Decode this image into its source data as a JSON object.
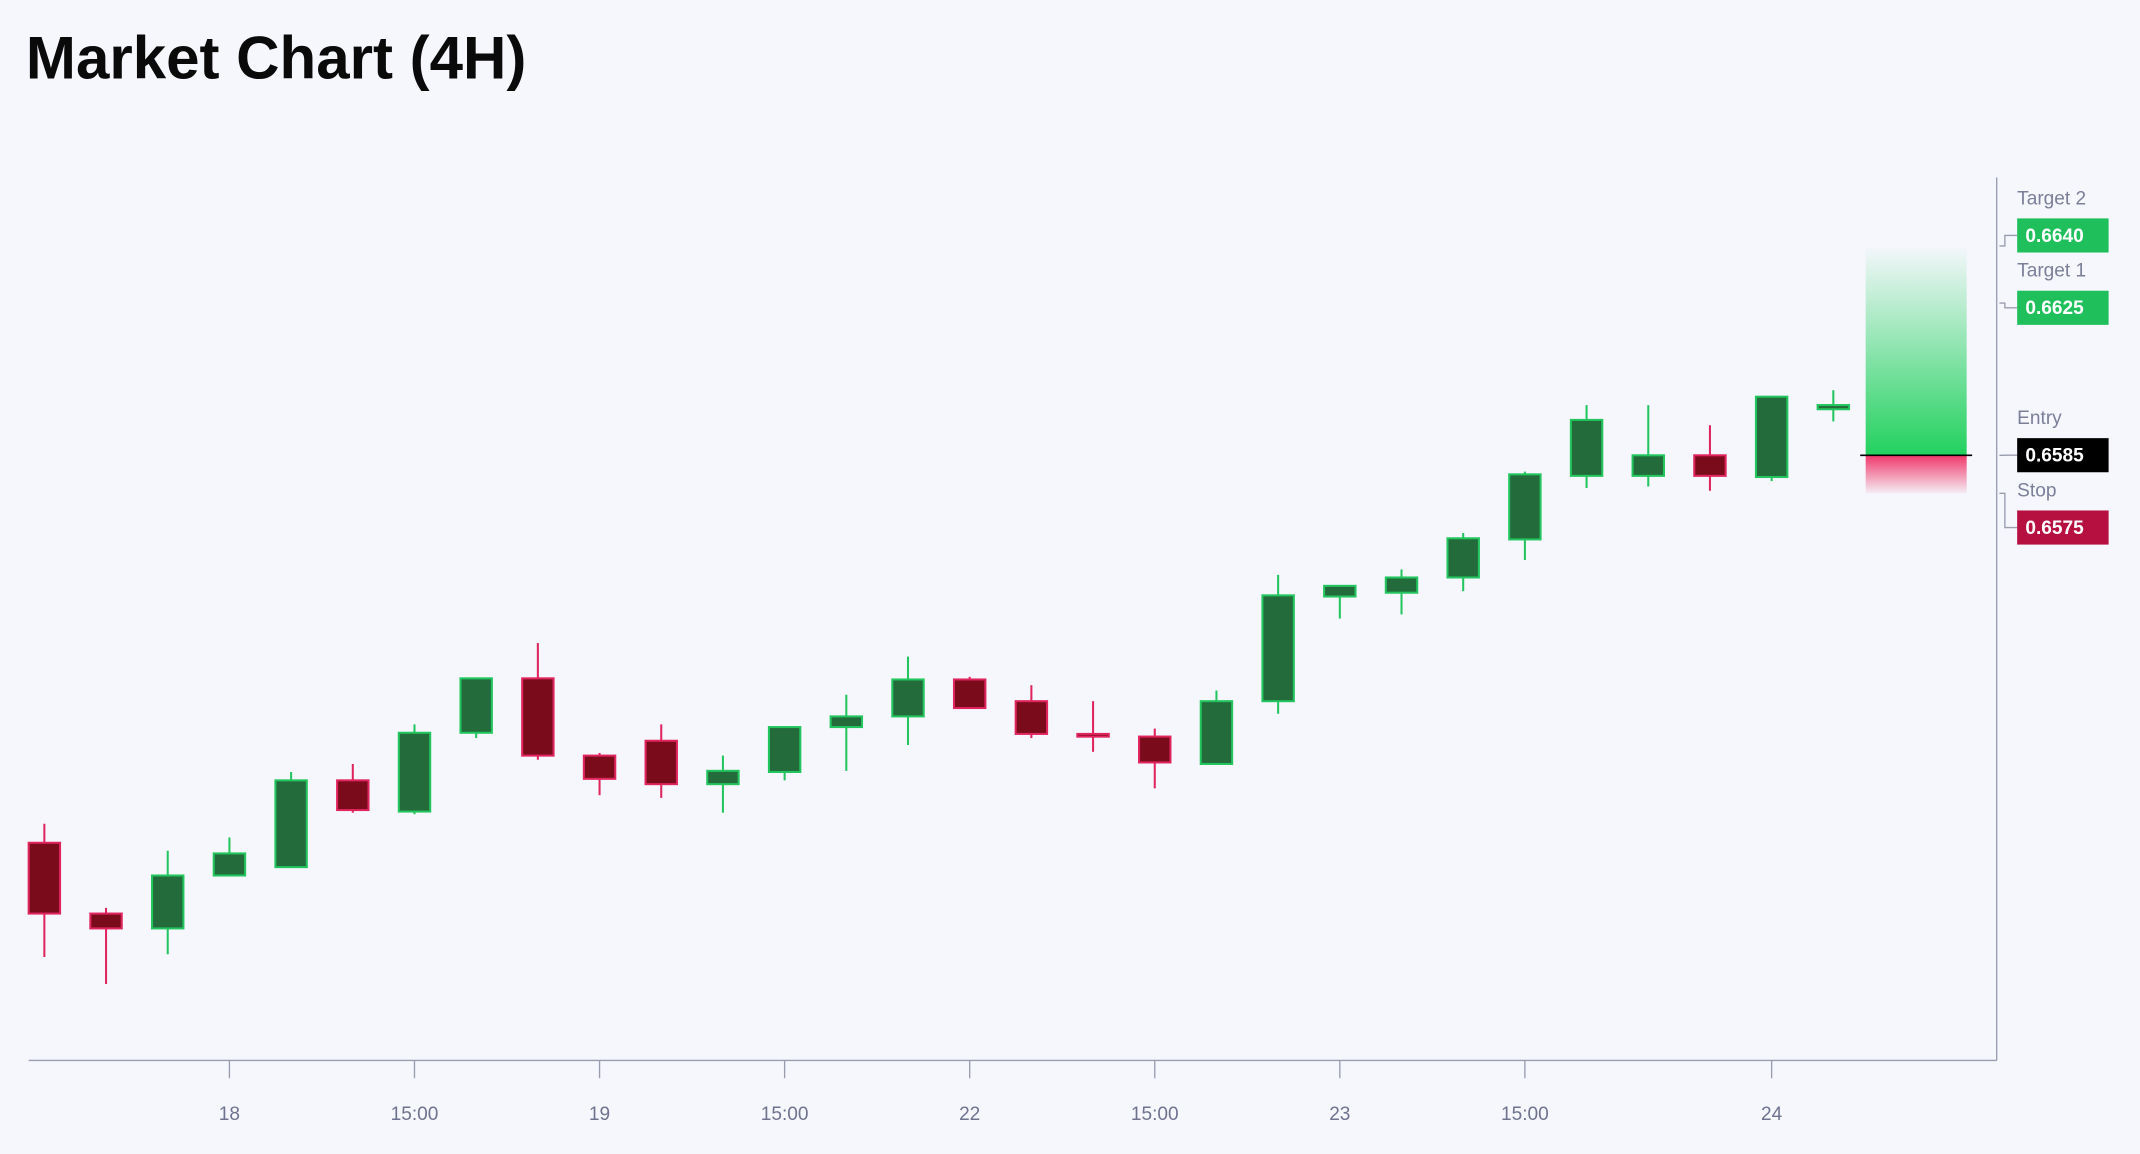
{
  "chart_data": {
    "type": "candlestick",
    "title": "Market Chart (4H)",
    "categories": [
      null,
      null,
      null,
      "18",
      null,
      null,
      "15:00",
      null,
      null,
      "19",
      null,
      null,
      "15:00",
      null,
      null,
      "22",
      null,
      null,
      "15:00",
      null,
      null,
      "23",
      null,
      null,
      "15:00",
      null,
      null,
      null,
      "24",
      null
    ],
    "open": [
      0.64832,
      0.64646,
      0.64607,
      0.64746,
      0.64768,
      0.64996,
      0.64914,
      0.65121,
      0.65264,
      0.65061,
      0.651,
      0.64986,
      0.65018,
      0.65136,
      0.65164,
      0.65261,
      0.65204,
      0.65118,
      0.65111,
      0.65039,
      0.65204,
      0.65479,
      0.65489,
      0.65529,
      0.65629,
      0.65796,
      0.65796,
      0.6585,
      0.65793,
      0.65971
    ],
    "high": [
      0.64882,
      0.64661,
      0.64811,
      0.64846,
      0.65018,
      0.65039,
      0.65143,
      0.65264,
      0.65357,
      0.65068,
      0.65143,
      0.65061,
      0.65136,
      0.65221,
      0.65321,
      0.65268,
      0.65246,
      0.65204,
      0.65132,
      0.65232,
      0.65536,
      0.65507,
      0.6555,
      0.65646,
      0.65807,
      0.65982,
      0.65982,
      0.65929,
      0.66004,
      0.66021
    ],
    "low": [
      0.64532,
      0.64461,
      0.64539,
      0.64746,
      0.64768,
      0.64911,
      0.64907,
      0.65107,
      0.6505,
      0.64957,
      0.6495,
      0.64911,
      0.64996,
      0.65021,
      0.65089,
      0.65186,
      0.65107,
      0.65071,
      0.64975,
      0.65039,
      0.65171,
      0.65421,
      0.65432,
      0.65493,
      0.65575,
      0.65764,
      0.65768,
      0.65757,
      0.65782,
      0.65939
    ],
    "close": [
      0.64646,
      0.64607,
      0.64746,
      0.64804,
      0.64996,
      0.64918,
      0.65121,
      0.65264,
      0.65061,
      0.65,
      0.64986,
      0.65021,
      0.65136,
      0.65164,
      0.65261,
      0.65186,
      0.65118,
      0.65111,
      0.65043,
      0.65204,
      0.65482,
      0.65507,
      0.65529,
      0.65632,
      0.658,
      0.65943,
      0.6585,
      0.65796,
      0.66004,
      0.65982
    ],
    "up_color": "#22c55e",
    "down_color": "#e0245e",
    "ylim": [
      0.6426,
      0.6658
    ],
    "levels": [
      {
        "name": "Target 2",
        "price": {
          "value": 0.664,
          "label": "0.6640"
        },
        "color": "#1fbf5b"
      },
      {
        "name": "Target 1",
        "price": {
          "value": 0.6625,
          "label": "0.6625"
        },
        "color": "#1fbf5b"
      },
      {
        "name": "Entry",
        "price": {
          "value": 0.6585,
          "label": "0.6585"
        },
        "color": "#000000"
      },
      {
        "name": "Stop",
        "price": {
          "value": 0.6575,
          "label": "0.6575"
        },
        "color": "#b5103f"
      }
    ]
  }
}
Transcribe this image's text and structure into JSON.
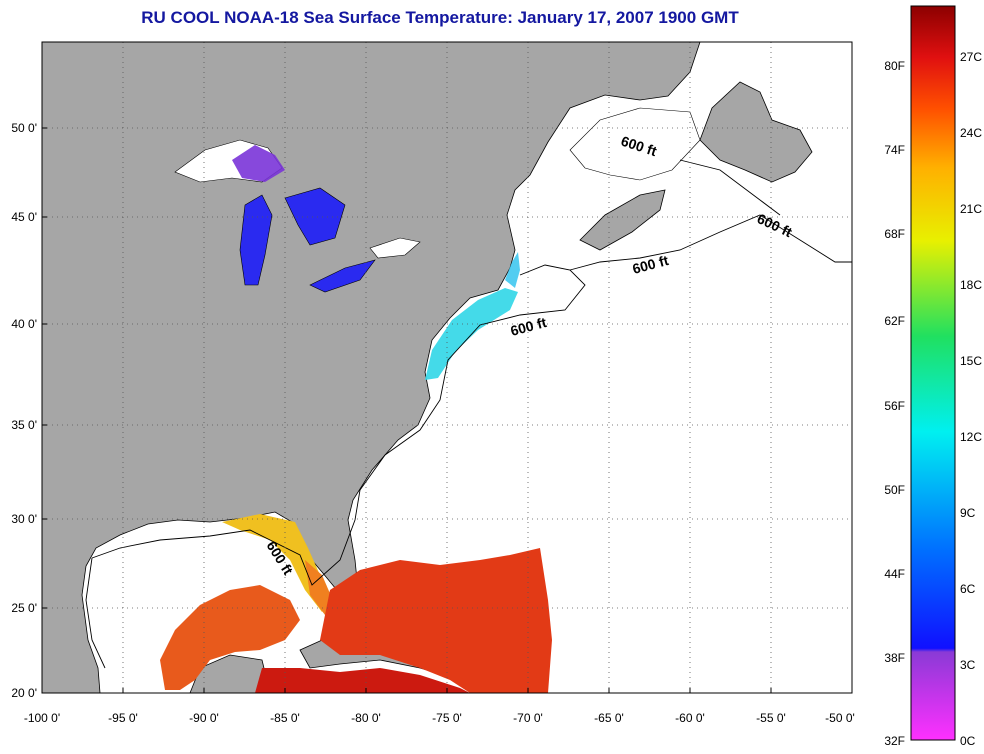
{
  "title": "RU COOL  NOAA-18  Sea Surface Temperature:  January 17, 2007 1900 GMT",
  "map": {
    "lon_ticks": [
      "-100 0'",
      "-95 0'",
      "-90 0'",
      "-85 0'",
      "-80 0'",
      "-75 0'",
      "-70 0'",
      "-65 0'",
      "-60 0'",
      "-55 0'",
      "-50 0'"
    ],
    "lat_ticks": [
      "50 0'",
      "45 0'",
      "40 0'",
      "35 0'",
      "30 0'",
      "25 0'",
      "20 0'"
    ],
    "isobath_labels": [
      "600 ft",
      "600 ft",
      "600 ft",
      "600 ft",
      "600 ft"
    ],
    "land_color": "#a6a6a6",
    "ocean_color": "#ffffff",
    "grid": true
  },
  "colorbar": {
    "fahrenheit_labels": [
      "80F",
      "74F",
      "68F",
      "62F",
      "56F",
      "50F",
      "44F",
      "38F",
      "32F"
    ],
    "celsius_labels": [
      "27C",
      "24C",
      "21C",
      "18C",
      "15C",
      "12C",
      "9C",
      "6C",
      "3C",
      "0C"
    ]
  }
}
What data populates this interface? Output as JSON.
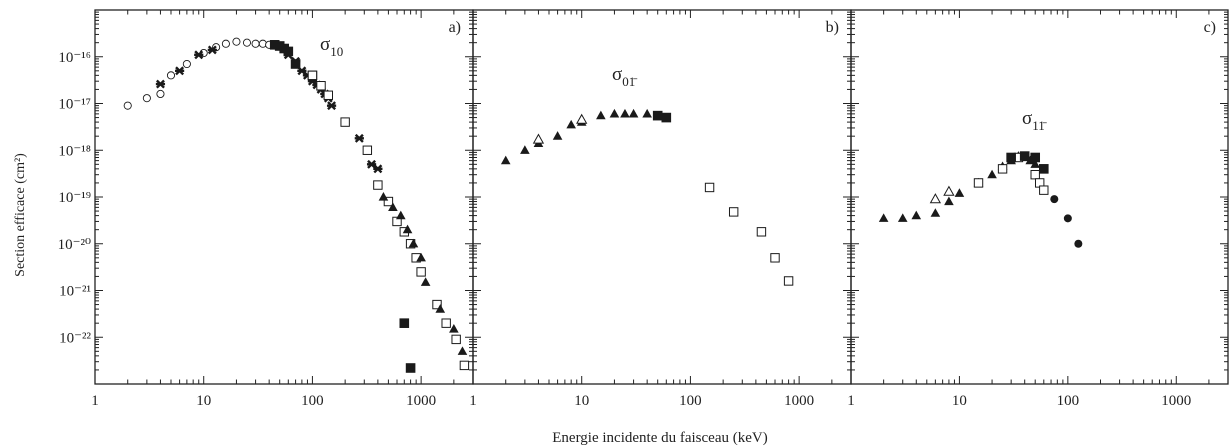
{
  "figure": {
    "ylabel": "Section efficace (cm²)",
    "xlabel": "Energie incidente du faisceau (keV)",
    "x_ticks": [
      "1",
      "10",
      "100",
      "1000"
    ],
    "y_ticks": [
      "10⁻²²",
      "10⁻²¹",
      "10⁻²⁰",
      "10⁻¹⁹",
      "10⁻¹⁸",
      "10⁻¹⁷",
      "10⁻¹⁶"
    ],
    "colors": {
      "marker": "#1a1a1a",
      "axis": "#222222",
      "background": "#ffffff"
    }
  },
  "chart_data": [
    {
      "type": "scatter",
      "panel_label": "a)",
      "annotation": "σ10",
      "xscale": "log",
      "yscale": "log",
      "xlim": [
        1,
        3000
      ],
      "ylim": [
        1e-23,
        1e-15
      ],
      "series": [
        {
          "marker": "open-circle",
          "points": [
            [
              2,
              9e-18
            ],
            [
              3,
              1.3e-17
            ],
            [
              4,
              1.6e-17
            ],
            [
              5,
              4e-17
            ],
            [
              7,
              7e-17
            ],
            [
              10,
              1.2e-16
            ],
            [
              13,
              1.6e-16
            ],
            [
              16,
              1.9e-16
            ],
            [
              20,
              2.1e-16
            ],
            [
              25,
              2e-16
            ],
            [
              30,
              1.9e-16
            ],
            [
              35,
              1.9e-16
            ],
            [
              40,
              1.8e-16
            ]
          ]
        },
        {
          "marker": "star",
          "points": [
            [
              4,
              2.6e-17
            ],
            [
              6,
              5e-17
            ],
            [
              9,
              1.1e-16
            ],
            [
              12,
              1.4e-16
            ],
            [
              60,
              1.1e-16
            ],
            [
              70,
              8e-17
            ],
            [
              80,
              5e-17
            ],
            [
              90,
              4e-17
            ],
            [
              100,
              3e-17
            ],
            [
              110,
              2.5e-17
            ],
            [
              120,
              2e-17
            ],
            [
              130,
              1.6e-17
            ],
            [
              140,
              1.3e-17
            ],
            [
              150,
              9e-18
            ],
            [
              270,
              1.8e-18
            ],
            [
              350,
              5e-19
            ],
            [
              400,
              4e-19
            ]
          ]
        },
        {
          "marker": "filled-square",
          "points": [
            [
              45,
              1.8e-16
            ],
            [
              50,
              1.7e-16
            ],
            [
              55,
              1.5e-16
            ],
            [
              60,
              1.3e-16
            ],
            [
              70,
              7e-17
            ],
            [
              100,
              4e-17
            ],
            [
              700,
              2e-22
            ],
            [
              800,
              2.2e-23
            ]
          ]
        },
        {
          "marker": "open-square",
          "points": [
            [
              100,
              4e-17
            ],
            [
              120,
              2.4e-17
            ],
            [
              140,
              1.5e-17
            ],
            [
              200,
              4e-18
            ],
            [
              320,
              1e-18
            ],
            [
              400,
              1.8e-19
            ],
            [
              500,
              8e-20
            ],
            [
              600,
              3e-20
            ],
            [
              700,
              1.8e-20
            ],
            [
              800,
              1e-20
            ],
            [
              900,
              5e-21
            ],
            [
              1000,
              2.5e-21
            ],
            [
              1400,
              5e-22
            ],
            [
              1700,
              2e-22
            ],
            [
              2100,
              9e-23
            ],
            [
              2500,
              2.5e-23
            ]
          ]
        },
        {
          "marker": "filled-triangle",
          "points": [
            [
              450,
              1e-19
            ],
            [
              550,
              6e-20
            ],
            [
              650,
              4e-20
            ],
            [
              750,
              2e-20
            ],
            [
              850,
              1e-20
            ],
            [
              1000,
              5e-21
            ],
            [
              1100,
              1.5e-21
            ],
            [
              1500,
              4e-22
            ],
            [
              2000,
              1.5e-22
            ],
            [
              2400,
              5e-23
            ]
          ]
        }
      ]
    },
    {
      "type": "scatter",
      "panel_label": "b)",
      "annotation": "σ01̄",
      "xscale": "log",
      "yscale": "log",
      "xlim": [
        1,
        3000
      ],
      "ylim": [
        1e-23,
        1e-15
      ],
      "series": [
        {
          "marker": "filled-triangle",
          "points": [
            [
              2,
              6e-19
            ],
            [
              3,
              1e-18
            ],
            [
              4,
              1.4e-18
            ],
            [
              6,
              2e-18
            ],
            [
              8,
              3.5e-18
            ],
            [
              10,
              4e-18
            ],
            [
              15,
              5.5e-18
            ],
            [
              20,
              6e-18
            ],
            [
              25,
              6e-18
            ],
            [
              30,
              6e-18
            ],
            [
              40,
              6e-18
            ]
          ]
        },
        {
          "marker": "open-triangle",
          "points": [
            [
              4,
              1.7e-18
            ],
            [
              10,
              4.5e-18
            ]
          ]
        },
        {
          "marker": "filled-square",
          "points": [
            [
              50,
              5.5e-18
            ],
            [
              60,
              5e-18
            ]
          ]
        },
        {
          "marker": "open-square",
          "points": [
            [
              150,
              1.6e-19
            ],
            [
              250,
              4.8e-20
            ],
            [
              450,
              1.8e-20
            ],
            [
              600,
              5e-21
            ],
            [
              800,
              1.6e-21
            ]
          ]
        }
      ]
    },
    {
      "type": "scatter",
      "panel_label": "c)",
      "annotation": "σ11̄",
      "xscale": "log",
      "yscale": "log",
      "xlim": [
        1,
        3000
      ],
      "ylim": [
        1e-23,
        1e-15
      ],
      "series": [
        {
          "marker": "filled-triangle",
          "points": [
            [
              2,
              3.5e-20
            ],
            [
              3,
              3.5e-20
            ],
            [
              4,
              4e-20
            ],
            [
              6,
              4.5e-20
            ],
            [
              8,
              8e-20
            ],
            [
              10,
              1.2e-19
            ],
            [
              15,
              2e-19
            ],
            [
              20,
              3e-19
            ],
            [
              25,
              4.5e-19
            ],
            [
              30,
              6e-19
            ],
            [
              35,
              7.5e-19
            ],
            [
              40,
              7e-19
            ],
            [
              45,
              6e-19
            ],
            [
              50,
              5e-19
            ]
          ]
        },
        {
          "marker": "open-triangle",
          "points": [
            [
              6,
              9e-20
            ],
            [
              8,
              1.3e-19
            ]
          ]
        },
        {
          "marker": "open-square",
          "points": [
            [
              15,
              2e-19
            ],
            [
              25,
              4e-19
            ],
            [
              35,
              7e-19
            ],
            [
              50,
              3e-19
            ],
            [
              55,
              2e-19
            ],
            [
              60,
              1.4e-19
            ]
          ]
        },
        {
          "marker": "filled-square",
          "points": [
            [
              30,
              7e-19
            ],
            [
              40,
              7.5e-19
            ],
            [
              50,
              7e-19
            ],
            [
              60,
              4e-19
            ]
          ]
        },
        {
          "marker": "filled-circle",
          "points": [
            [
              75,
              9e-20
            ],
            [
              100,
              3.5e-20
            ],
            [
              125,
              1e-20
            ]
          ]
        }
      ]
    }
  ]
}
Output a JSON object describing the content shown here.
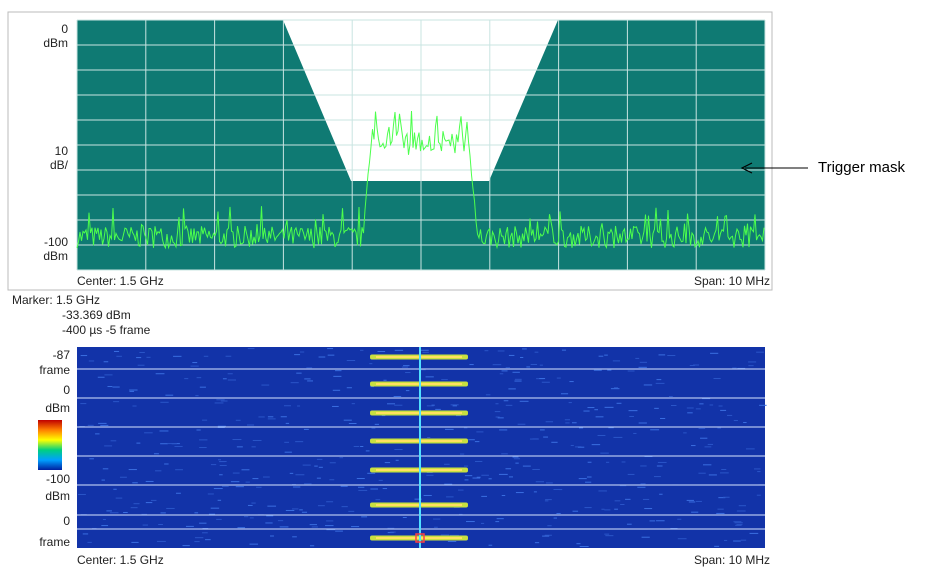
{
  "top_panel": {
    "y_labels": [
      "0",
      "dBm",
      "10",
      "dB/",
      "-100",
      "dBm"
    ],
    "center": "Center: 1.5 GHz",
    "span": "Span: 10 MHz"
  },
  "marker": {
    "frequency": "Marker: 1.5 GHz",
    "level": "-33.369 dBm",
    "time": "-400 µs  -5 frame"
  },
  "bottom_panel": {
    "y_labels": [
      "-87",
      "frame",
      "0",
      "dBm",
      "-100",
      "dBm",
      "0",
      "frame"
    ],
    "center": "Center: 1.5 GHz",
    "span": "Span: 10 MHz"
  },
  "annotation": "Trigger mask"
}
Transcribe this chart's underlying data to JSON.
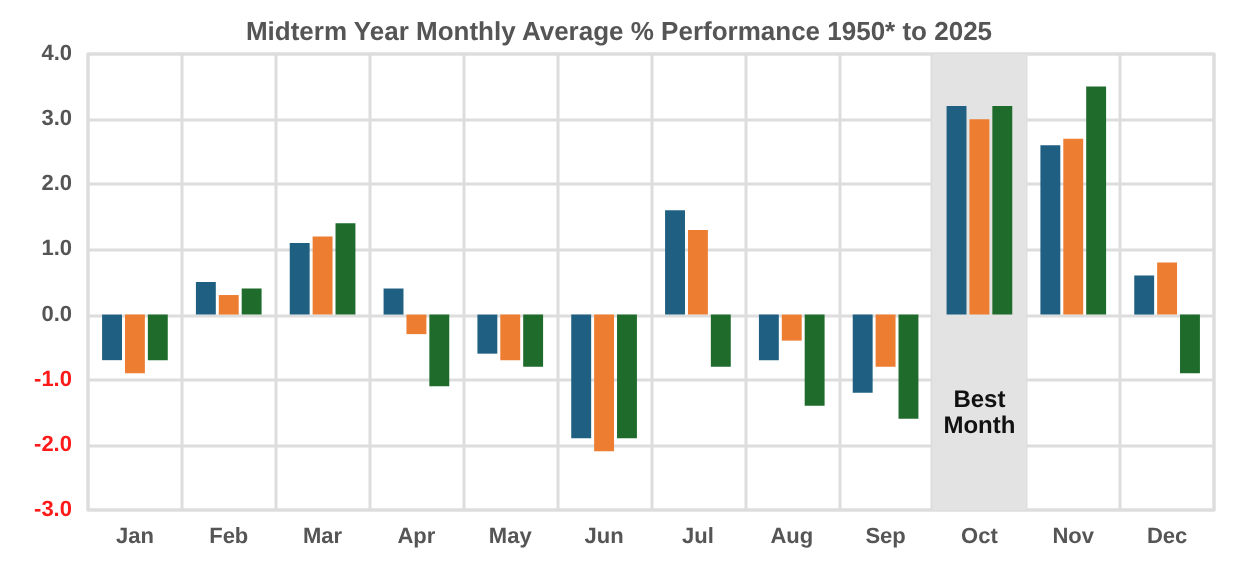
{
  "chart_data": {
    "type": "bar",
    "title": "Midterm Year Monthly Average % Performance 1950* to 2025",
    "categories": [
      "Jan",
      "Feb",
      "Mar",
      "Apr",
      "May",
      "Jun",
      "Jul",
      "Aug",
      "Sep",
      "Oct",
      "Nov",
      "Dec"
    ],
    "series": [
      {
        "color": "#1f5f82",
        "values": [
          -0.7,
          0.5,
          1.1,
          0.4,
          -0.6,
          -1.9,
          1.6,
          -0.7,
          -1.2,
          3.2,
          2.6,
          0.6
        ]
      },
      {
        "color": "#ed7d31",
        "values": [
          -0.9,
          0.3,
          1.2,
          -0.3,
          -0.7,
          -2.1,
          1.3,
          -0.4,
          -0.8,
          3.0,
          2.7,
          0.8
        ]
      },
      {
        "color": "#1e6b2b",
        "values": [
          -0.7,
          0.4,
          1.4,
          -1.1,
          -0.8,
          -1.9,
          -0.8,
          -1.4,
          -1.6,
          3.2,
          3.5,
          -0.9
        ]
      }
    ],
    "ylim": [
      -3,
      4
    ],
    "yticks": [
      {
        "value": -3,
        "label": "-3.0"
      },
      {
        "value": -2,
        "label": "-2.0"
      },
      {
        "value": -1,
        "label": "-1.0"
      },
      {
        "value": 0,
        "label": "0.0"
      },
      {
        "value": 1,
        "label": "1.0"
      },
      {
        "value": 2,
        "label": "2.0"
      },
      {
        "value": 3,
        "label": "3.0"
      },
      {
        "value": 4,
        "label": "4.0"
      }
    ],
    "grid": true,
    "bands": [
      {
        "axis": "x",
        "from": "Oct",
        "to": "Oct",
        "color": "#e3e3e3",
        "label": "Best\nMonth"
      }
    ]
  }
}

++++++++

Show every line in the entries where the string "object" occurs.

Solved problem
Decode this image into its source data as a JSON object.
Output a JSON object describing the content shown here.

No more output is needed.